====== RECORDED INFORMATION ======

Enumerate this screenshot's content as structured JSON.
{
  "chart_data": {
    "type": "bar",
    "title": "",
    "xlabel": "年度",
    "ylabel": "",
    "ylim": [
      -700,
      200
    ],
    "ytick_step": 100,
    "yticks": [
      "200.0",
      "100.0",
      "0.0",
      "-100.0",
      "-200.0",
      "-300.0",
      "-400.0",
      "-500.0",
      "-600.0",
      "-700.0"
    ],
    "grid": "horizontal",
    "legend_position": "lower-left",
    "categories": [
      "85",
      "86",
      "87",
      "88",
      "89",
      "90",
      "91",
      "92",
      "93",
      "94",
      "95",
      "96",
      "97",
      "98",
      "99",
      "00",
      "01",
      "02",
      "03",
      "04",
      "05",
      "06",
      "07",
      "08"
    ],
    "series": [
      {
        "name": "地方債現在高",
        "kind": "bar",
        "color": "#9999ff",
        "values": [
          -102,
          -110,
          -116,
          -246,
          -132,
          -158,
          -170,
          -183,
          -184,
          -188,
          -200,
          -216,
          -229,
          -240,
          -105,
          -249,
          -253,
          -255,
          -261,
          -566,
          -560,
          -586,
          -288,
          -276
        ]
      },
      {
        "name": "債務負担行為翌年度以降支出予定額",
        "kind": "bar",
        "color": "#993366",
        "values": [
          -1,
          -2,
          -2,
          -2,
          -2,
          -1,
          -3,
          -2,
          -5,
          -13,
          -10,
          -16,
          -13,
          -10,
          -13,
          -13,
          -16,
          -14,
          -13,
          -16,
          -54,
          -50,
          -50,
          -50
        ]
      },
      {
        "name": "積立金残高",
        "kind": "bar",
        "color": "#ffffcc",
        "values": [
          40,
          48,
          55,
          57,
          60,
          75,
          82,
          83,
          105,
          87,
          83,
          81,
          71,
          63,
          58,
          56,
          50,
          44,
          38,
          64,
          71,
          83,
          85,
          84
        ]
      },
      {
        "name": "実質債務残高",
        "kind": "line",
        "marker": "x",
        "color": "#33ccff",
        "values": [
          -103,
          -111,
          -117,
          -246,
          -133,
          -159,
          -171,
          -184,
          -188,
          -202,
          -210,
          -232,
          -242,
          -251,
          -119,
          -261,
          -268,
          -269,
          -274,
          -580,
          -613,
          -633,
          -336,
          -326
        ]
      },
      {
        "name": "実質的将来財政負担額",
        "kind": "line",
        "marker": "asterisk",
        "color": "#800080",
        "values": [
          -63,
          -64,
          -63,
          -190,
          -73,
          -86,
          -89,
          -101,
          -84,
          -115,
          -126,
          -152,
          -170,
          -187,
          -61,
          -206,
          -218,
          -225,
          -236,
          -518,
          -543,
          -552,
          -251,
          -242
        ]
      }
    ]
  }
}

======

TASK PROMPT.
Give back all the records exactly as they stand.

EXERCISE RESULT.
Enumerate this screenshot's content as structured JSON.
{
  "chart_data": {
    "type": "bar",
    "title": "",
    "xlabel": "年度",
    "ylabel": "",
    "ylim": [
      -700,
      200
    ],
    "ytick_step": 100,
    "yticks": [
      "200.0",
      "100.0",
      "0.0",
      "-100.0",
      "-200.0",
      "-300.0",
      "-400.0",
      "-500.0",
      "-600.0",
      "-700.0"
    ],
    "grid": "horizontal",
    "legend_position": "lower-left",
    "categories": [
      "85",
      "86",
      "87",
      "88",
      "89",
      "90",
      "91",
      "92",
      "93",
      "94",
      "95",
      "96",
      "97",
      "98",
      "99",
      "00",
      "01",
      "02",
      "03",
      "04",
      "05",
      "06",
      "07",
      "08"
    ],
    "series": [
      {
        "name": "地方債現在高",
        "kind": "bar",
        "color": "#9999ff",
        "values": [
          -102,
          -110,
          -116,
          -246,
          -132,
          -158,
          -170,
          -183,
          -184,
          -188,
          -200,
          -216,
          -229,
          -240,
          -105,
          -249,
          -253,
          -255,
          -261,
          -566,
          -560,
          -586,
          -288,
          -276
        ]
      },
      {
        "name": "債務負担行為翌年度以降支出予定額",
        "kind": "bar",
        "color": "#993366",
        "values": [
          -1,
          -2,
          -2,
          -2,
          -2,
          -1,
          -3,
          -2,
          -5,
          -13,
          -10,
          -16,
          -13,
          -10,
          -13,
          -13,
          -16,
          -14,
          -13,
          -16,
          -54,
          -50,
          -50,
          -50
        ]
      },
      {
        "name": "積立金残高",
        "kind": "bar",
        "color": "#ffffcc",
        "values": [
          40,
          48,
          55,
          57,
          60,
          75,
          82,
          83,
          105,
          87,
          83,
          81,
          71,
          63,
          58,
          56,
          50,
          44,
          38,
          64,
          71,
          83,
          85,
          84
        ]
      },
      {
        "name": "実質債務残高",
        "kind": "line",
        "marker": "x",
        "color": "#33ccff",
        "values": [
          -103,
          -111,
          -117,
          -246,
          -133,
          -159,
          -171,
          -184,
          -188,
          -202,
          -210,
          -232,
          -242,
          -251,
          -119,
          -261,
          -268,
          -269,
          -274,
          -580,
          -613,
          -633,
          -336,
          -326
        ]
      },
      {
        "name": "実質的将来財政負担額",
        "kind": "line",
        "marker": "asterisk",
        "color": "#800080",
        "values": [
          -63,
          -64,
          -63,
          -190,
          -73,
          -86,
          -89,
          -101,
          -84,
          -115,
          -126,
          -152,
          -170,
          -187,
          -61,
          -206,
          -218,
          -225,
          -236,
          -518,
          -543,
          -552,
          -251,
          -242
        ]
      }
    ]
  }
}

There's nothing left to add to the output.